- [Aim of the task]:
Reproduce the records below word for word, leaving out the pictures.

- [Task material]:
----

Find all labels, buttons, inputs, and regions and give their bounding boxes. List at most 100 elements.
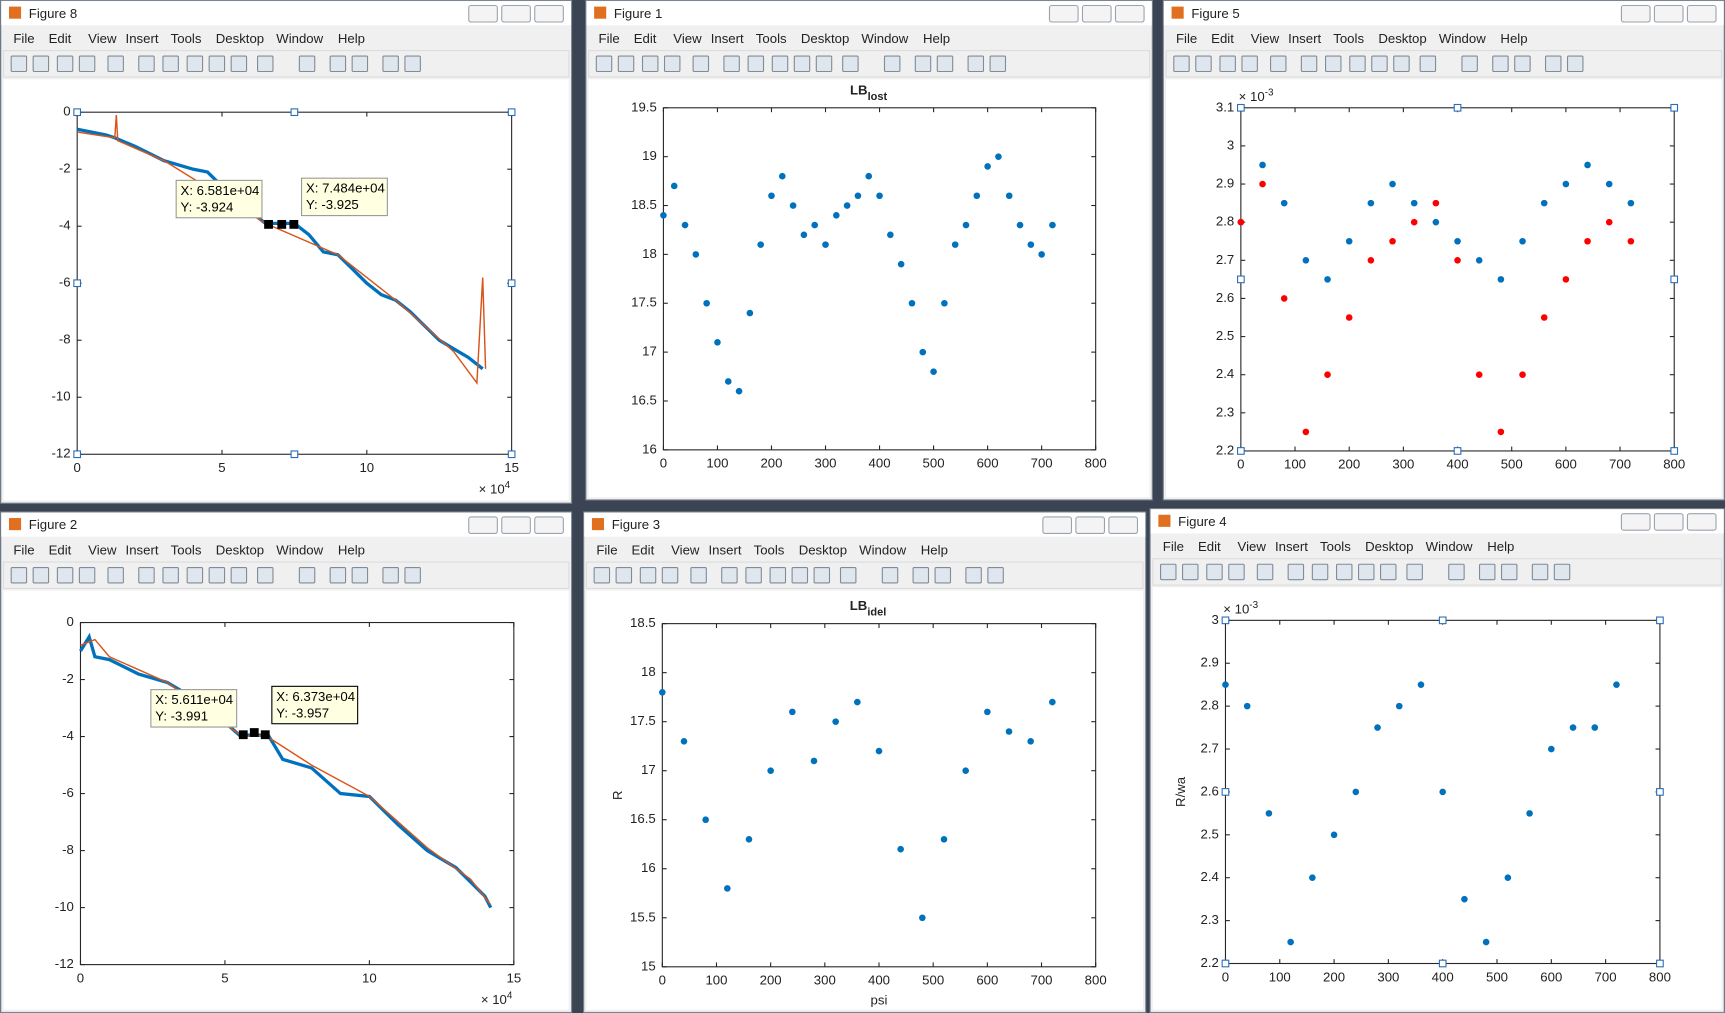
selection-handle[interactable] — [507, 108, 516, 117]
close-button[interactable] — [534, 516, 564, 534]
toolbar-button[interactable] — [1270, 55, 1287, 73]
menu-item[interactable]: View — [88, 31, 117, 46]
toolbar-button[interactable] — [793, 55, 811, 73]
toolbar-button[interactable] — [771, 55, 789, 73]
selection-handle[interactable] — [1237, 275, 1245, 284]
datatip-box[interactable] — [150, 689, 238, 728]
menu-item[interactable]: Window — [1439, 31, 1486, 46]
selection-handle[interactable] — [1237, 447, 1245, 455]
toolbar-button[interactable] — [815, 55, 833, 73]
menu-item[interactable]: Desktop — [216, 31, 264, 46]
menu-item[interactable]: Insert — [711, 31, 744, 46]
close-button[interactable] — [1686, 513, 1717, 531]
toolbar-button[interactable] — [230, 566, 248, 584]
datatip-box[interactable] — [301, 177, 388, 217]
menu-item[interactable]: Desktop — [216, 543, 264, 558]
selection-handle[interactable] — [1656, 616, 1664, 625]
menu-item[interactable]: Insert — [1275, 539, 1308, 554]
toolbar-button[interactable] — [382, 55, 399, 73]
toolbar-button[interactable] — [1325, 55, 1342, 73]
menu-item[interactable]: Help — [923, 31, 950, 46]
maximize-button[interactable] — [501, 516, 531, 534]
menu-item[interactable]: Window — [861, 31, 908, 46]
selection-handle[interactable] — [290, 450, 299, 459]
menu-item[interactable]: Insert — [126, 31, 159, 46]
menu-item[interactable]: Window — [276, 543, 323, 558]
toolbar-button[interactable] — [404, 55, 421, 73]
selection-handle[interactable] — [1221, 616, 1230, 625]
toolbar-button[interactable] — [1206, 563, 1223, 581]
toolbar-button[interactable] — [107, 55, 124, 73]
toolbar-button[interactable] — [1419, 55, 1437, 73]
toolbar-button[interactable] — [1195, 55, 1212, 73]
menu-item[interactable]: Help — [921, 543, 948, 558]
toolbar-button[interactable] — [78, 566, 96, 584]
selection-handle[interactable] — [1670, 275, 1679, 284]
menu-item[interactable]: Help — [1500, 31, 1527, 46]
selection-handle[interactable] — [1438, 959, 1447, 968]
toolbar-button[interactable] — [186, 566, 204, 584]
toolbar-button[interactable] — [723, 55, 740, 73]
toolbar-button[interactable] — [967, 55, 985, 73]
menu-item[interactable]: View — [1238, 539, 1267, 554]
maximize-button[interactable] — [1075, 516, 1106, 534]
selection-handle[interactable] — [1656, 959, 1664, 968]
toolbar-button[interactable] — [1336, 563, 1353, 581]
menu-item[interactable]: Desktop — [1365, 539, 1413, 554]
toolbar-button[interactable] — [721, 566, 738, 584]
toolbar-button[interactable] — [382, 566, 399, 584]
toolbar-button[interactable] — [791, 566, 809, 584]
toolbar-button[interactable] — [813, 566, 831, 584]
menu-item[interactable]: Tools — [171, 31, 202, 46]
datatip-box[interactable] — [175, 179, 263, 219]
toolbar-button[interactable] — [593, 566, 611, 584]
toolbar-button[interactable] — [595, 55, 613, 73]
toolbar-button[interactable] — [663, 55, 681, 73]
toolbar-button[interactable] — [1300, 55, 1318, 73]
toolbar-button[interactable] — [912, 566, 930, 584]
toolbar-button[interactable] — [936, 55, 954, 73]
selection-handle[interactable] — [73, 279, 82, 288]
toolbar-button[interactable] — [839, 566, 857, 584]
menu-item[interactable]: Tools — [1333, 31, 1364, 46]
toolbar-button[interactable] — [329, 55, 347, 73]
toolbar-button[interactable] — [842, 55, 859, 73]
toolbar-button[interactable] — [617, 55, 635, 73]
toolbar-button[interactable] — [1311, 563, 1329, 581]
menu-item[interactable]: Edit — [49, 31, 72, 46]
toolbar-button[interactable] — [162, 566, 179, 584]
selection-handle[interactable] — [1221, 788, 1230, 796]
menu-item[interactable]: File — [1176, 31, 1197, 46]
toolbar-button[interactable] — [1448, 563, 1465, 581]
toolbar-button[interactable] — [298, 566, 316, 584]
toolbar-button[interactable] — [1544, 55, 1562, 73]
menu-item[interactable]: Edit — [1211, 31, 1234, 46]
toolbar-button[interactable] — [351, 566, 369, 584]
toolbar-button[interactable] — [1566, 55, 1584, 73]
toolbar-button[interactable] — [257, 566, 274, 584]
menu-item[interactable]: File — [1163, 539, 1184, 554]
toolbar-button[interactable] — [769, 566, 787, 584]
menu-item[interactable]: Tools — [756, 31, 787, 46]
toolbar-button[interactable] — [404, 566, 421, 584]
toolbar-button[interactable] — [1349, 55, 1366, 73]
toolbar-button[interactable] — [1256, 563, 1274, 581]
selection-handle[interactable] — [1237, 103, 1245, 112]
toolbar-button[interactable] — [138, 55, 155, 73]
menu-item[interactable]: Edit — [634, 31, 657, 46]
menu-item[interactable]: Window — [276, 31, 323, 46]
toolbar-button[interactable] — [32, 566, 50, 584]
menu-item[interactable]: Tools — [754, 543, 785, 558]
toolbar-button[interactable] — [208, 55, 226, 73]
selection-handle[interactable] — [1670, 103, 1679, 112]
toolbar-button[interactable] — [1182, 563, 1199, 581]
toolbar-button[interactable] — [230, 55, 248, 73]
maximize-button[interactable] — [1081, 4, 1112, 23]
menu-item[interactable]: Insert — [709, 543, 742, 558]
selection-handle[interactable] — [290, 108, 299, 117]
menu-item[interactable]: Insert — [126, 543, 159, 558]
maximize-button[interactable] — [1653, 513, 1684, 531]
toolbar-button[interactable] — [1219, 55, 1236, 73]
minimize-button[interactable] — [1042, 516, 1073, 534]
menu-item[interactable]: Tools — [1320, 539, 1351, 554]
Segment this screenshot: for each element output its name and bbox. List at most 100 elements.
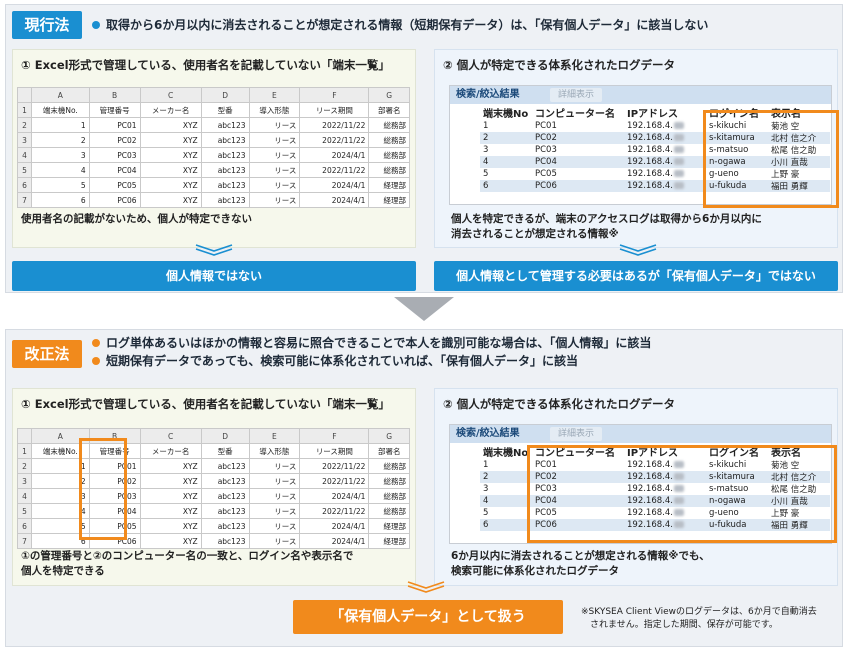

----

- [Complete answer]:
Find all labels, buttons, inputs, and regions and give their bounding boxes. List at most 100 elements.
selection-handle[interactable] — [507, 108, 516, 117]
close-button[interactable] — [534, 516, 564, 534]
toolbar-button[interactable] — [1270, 55, 1287, 73]
menu-item[interactable]: View — [88, 31, 117, 46]
toolbar-button[interactable] — [793, 55, 811, 73]
toolbar-button[interactable] — [771, 55, 789, 73]
selection-handle[interactable] — [1237, 275, 1245, 284]
datatip-box[interactable] — [150, 689, 238, 728]
menu-item[interactable]: Window — [1439, 31, 1486, 46]
selection-handle[interactable] — [1237, 447, 1245, 455]
toolbar-button[interactable] — [815, 55, 833, 73]
menu-item[interactable]: Desktop — [216, 31, 264, 46]
menu-item[interactable]: Insert — [711, 31, 744, 46]
close-button[interactable] — [1686, 513, 1717, 531]
toolbar-button[interactable] — [230, 566, 248, 584]
datatip-box[interactable] — [301, 177, 388, 217]
menu-item[interactable]: Desktop — [216, 543, 264, 558]
selection-handle[interactable] — [1656, 616, 1664, 625]
menu-item[interactable]: Insert — [1275, 539, 1308, 554]
toolbar-button[interactable] — [382, 55, 399, 73]
toolbar-button[interactable] — [1325, 55, 1342, 73]
menu-item[interactable]: Help — [923, 31, 950, 46]
maximize-button[interactable] — [501, 516, 531, 534]
menu-item[interactable]: Window — [861, 31, 908, 46]
selection-handle[interactable] — [290, 450, 299, 459]
menu-item[interactable]: Insert — [126, 31, 159, 46]
menu-item[interactable]: Window — [276, 543, 323, 558]
toolbar-button[interactable] — [404, 55, 421, 73]
selection-handle[interactable] — [1221, 616, 1230, 625]
toolbar-button[interactable] — [1206, 563, 1223, 581]
toolbar-button[interactable] — [107, 55, 124, 73]
toolbar-button[interactable] — [1419, 55, 1437, 73]
toolbar-button[interactable] — [1195, 55, 1212, 73]
menu-item[interactable]: Help — [921, 543, 948, 558]
toolbar-button[interactable] — [78, 566, 96, 584]
selection-handle[interactable] — [1670, 275, 1679, 284]
menu-item[interactable]: Help — [1500, 31, 1527, 46]
selection-handle[interactable] — [1438, 959, 1447, 968]
toolbar-button[interactable] — [186, 566, 204, 584]
toolbar-button[interactable] — [723, 55, 740, 73]
toolbar-button[interactable] — [967, 55, 985, 73]
menu-item[interactable]: View — [1238, 539, 1267, 554]
maximize-button[interactable] — [1075, 516, 1106, 534]
selection-handle[interactable] — [1656, 959, 1664, 968]
toolbar-button[interactable] — [1336, 563, 1353, 581]
menu-item[interactable]: Desktop — [1365, 539, 1413, 554]
toolbar-button[interactable] — [721, 566, 738, 584]
toolbar-button[interactable] — [382, 566, 399, 584]
toolbar-button[interactable] — [791, 566, 809, 584]
toolbar-button[interactable] — [813, 566, 831, 584]
menu-item[interactable]: Tools — [171, 31, 202, 46]
datatip-box[interactable] — [175, 179, 263, 219]
toolbar-button[interactable] — [593, 566, 611, 584]
toolbar-button[interactable] — [595, 55, 613, 73]
toolbar-button[interactable] — [663, 55, 681, 73]
toolbar-button[interactable] — [1300, 55, 1318, 73]
toolbar-button[interactable] — [912, 566, 930, 584]
toolbar-button[interactable] — [936, 55, 954, 73]
selection-handle[interactable] — [73, 279, 82, 288]
toolbar-button[interactable] — [839, 566, 857, 584]
menu-item[interactable]: Tools — [1333, 31, 1364, 46]
toolbar-button[interactable] — [329, 55, 347, 73]
toolbar-button[interactable] — [842, 55, 859, 73]
toolbar-button[interactable] — [617, 55, 635, 73]
toolbar-button[interactable] — [1311, 563, 1329, 581]
menu-item[interactable]: Edit — [49, 31, 72, 46]
toolbar-button[interactable] — [162, 566, 179, 584]
selection-handle[interactable] — [1221, 788, 1230, 796]
menu-item[interactable]: File — [1176, 31, 1197, 46]
toolbar-button[interactable] — [1448, 563, 1465, 581]
toolbar-button[interactable] — [298, 566, 316, 584]
toolbar-button[interactable] — [1544, 55, 1562, 73]
menu-item[interactable]: Edit — [1211, 31, 1234, 46]
toolbar-button[interactable] — [351, 566, 369, 584]
toolbar-button[interactable] — [1566, 55, 1584, 73]
toolbar-button[interactable] — [257, 566, 274, 584]
menu-item[interactable]: File — [1163, 539, 1184, 554]
toolbar-button[interactable] — [769, 566, 787, 584]
menu-item[interactable]: Tools — [756, 31, 787, 46]
toolbar-button[interactable] — [404, 566, 421, 584]
toolbar-button[interactable] — [1349, 55, 1366, 73]
toolbar-button[interactable] — [1256, 563, 1274, 581]
selection-handle[interactable] — [1237, 103, 1245, 112]
toolbar-button[interactable] — [138, 55, 155, 73]
menu-item[interactable]: Edit — [634, 31, 657, 46]
menu-item[interactable]: Window — [276, 31, 323, 46]
toolbar-button[interactable] — [32, 566, 50, 584]
menu-item[interactable]: Tools — [754, 543, 785, 558]
toolbar-button[interactable] — [208, 55, 226, 73]
selection-handle[interactable] — [1670, 103, 1679, 112]
toolbar-button[interactable] — [1182, 563, 1199, 581]
toolbar-button[interactable] — [230, 55, 248, 73]
maximize-button[interactable] — [1081, 4, 1112, 23]
menu-item[interactable]: Insert — [709, 543, 742, 558]
selection-handle[interactable] — [290, 108, 299, 117]
menu-item[interactable]: Insert — [126, 543, 159, 558]
maximize-button[interactable] — [1653, 513, 1684, 531]
toolbar-button[interactable] — [1219, 55, 1236, 73]
minimize-button[interactable] — [1042, 516, 1073, 534]
menu-item[interactable]: Tools — [1320, 539, 1351, 554]
Segment this screenshot: for each element output its name and bbox. List at most 100 elements.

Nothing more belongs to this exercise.